WRITTEN REQUEST
Show all lines holding the string "scalable".

** begin MATERIALS PROVIDED **

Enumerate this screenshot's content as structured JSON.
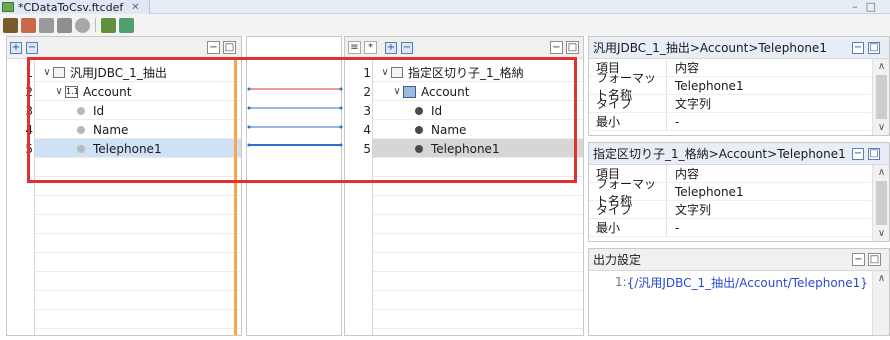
{
  "tab": {
    "label": "*CDataToCsv.ftcdef",
    "close": "✕"
  },
  "window": {
    "min": "–",
    "max": "□"
  },
  "left_tree": {
    "rows": [
      {
        "num": "1",
        "chev": "∨",
        "label": "汎用JDBC_1_抽出"
      },
      {
        "num": "2",
        "chev": "∨",
        "label": "Account"
      },
      {
        "num": "3",
        "label": "Id"
      },
      {
        "num": "4",
        "label": "Name"
      },
      {
        "num": "5",
        "label": "Telephone1"
      }
    ]
  },
  "right_tree": {
    "rows": [
      {
        "num": "1",
        "chev": "∨",
        "label": "指定区切り子_1_格納"
      },
      {
        "num": "2",
        "chev": "∨",
        "label": "Account"
      },
      {
        "num": "3",
        "label": "Id"
      },
      {
        "num": "4",
        "label": "Name"
      },
      {
        "num": "5",
        "label": "Telephone1"
      }
    ]
  },
  "mapping_colors": {
    "red": "#d9363e",
    "blue": "#2f6fcf",
    "highlight": "#e03030"
  },
  "props_top": {
    "title": "汎用JDBC_1_抽出>Account>Telephone1",
    "rows": [
      {
        "k": "項目",
        "v": "内容"
      },
      {
        "k": "フォーマット名称",
        "v": "Telephone1"
      },
      {
        "k": "タイプ",
        "v": "文字列"
      },
      {
        "k": "最小",
        "v": "-"
      }
    ]
  },
  "props_mid": {
    "title": "指定区切り子_1_格納>Account>Telephone1",
    "rows": [
      {
        "k": "項目",
        "v": "内容"
      },
      {
        "k": "フォーマット名称",
        "v": "Telephone1"
      },
      {
        "k": "タイプ",
        "v": "文字列"
      },
      {
        "k": "最小",
        "v": "-"
      }
    ]
  },
  "output": {
    "title": "出力設定",
    "line_num": "1:",
    "line_text": "{/汎用JDBC_1_抽出/Account/Telephone1}"
  }
}
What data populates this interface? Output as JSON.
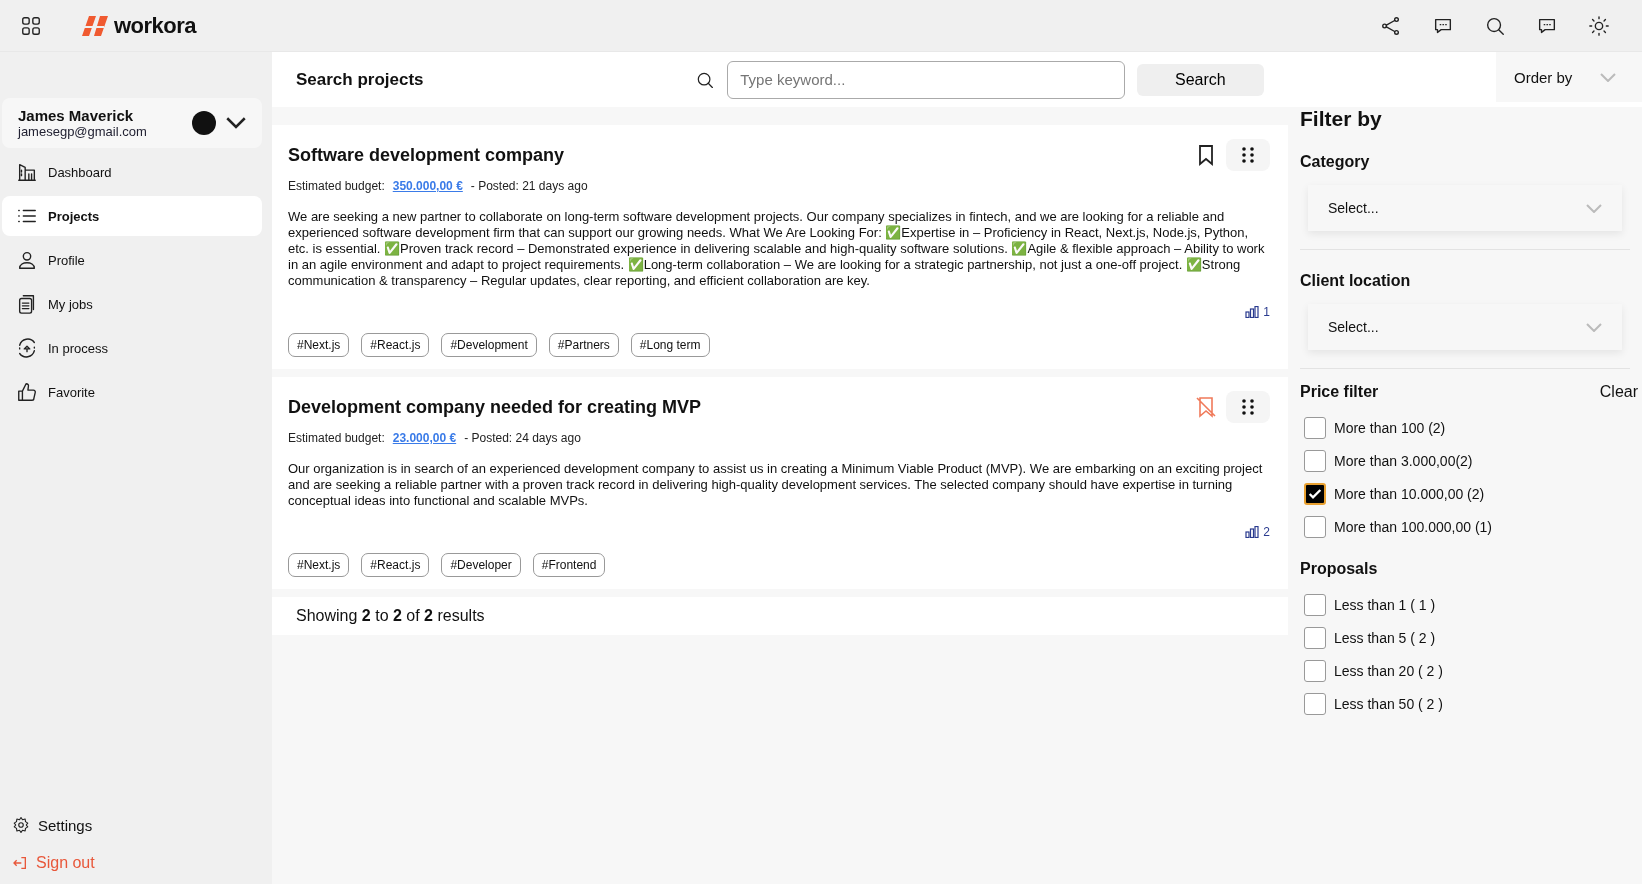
{
  "header": {
    "logo": "workora"
  },
  "user": {
    "name": "James Maverick",
    "email": "jamesegp@gmail.com"
  },
  "sidebar": {
    "items": [
      {
        "label": "Dashboard",
        "selected": false
      },
      {
        "label": "Projects",
        "selected": true
      },
      {
        "label": "Profile",
        "selected": false
      },
      {
        "label": "My jobs",
        "selected": false
      },
      {
        "label": "In process",
        "selected": false
      },
      {
        "label": "Favorite",
        "selected": false
      }
    ],
    "settings": "Settings",
    "sign_out": "Sign out"
  },
  "search": {
    "title": "Search projects",
    "placeholder": "Type keyword...",
    "button": "Search",
    "order_by": "Order by"
  },
  "projects": [
    {
      "title": "Software development company",
      "budget_label": "Estimated budget:",
      "budget": "350.000,00 €",
      "posted": "- Posted: 21 days ago",
      "description": "We are seeking a new partner to collaborate on long-term software development projects. Our company specializes in fintech, and we are looking for a reliable and experienced software development firm that can support our growing needs. What We Are Looking For: ✅Expertise in – Proficiency in React, Next.js, Node.js, Python, etc. is essential. ✅Proven track record – Demonstrated experience in delivering scalable and high-quality software solutions. ✅Agile & flexible approach – Ability to work in an agile environment and adapt to project requirements. ✅Long-term collaboration – We are looking for a strategic partnership, not just a one-off project. ✅Strong communication & transparency – Regular updates, clear reporting, and efficient collaboration are key.",
      "saved": false,
      "proposals": "1",
      "tags": [
        "#Next.js",
        "#React.js",
        "#Development",
        "#Partners",
        "#Long term"
      ]
    },
    {
      "title": "Development company needed for creating MVP",
      "budget_label": "Estimated budget:",
      "budget": "23.000,00 €",
      "posted": "- Posted: 24 days ago",
      "description": "Our organization is in search of an experienced development company to assist us in creating a Minimum Viable Product (MVP). We are embarking on an exciting project and are seeking a reliable partner with a proven track record in delivering high-quality development services. The selected company should have expertise in turning conceptual ideas into functional and scalable MVPs.",
      "saved": true,
      "proposals": "2",
      "tags": [
        "#Next.js",
        "#React.js",
        "#Developer",
        "#Frontend"
      ]
    }
  ],
  "results": "Showing **2** to **2** of **2** results",
  "filters": {
    "title": "Filter by",
    "category": {
      "label": "Category",
      "placeholder": "Select..."
    },
    "location": {
      "label": "Client location",
      "placeholder": "Select..."
    },
    "price": {
      "label": "Price filter",
      "clear": "Clear",
      "options": [
        {
          "label": "More than 100 (2)",
          "checked": false
        },
        {
          "label": "More than 3.000,00(2)",
          "checked": false
        },
        {
          "label": "More than 10.000,00 (2)",
          "checked": true
        },
        {
          "label": "More than 100.000,00 (1)",
          "checked": false
        }
      ]
    },
    "proposals": {
      "label": "Proposals",
      "options": [
        {
          "label": "Less than 1 ( 1 )",
          "checked": false
        },
        {
          "label": "Less than 5 ( 2 )",
          "checked": false
        },
        {
          "label": "Less than 20 ( 2 )",
          "checked": false
        },
        {
          "label": "Less than 50 ( 2 )",
          "checked": false
        }
      ]
    }
  }
}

** end MATERIALS PROVIDED **

TASK OUTPUT
      "description": "We are seeking a new partner to collaborate on long-term software development projects. Our company specializes in fintech, and we are looking for a reliable and experienced software development firm that can support our growing needs. What We Are Looking For: ✅Expertise in – Proficiency in React, Next.js, Node.js, Python, etc. is essential. ✅Proven track record – Demonstrated experience in delivering scalable and high-quality software solutions. ✅Agile & flexible approach – Ability to work in an agile environment and adapt to project requirements. ✅Long-term collaboration – We are looking for a strategic partnership, not just a one-off project. ✅Strong communication & transparency – Regular updates, clear reporting, and efficient collaboration are key.",
      "description": "Our organization is in search of an experienced development company to assist us in creating a Minimum Viable Product (MVP). We are embarking on an exciting project and are seeking a reliable partner with a proven track record in delivering high-quality development services. The selected company should have expertise in turning conceptual ideas into functional and scalable MVPs.",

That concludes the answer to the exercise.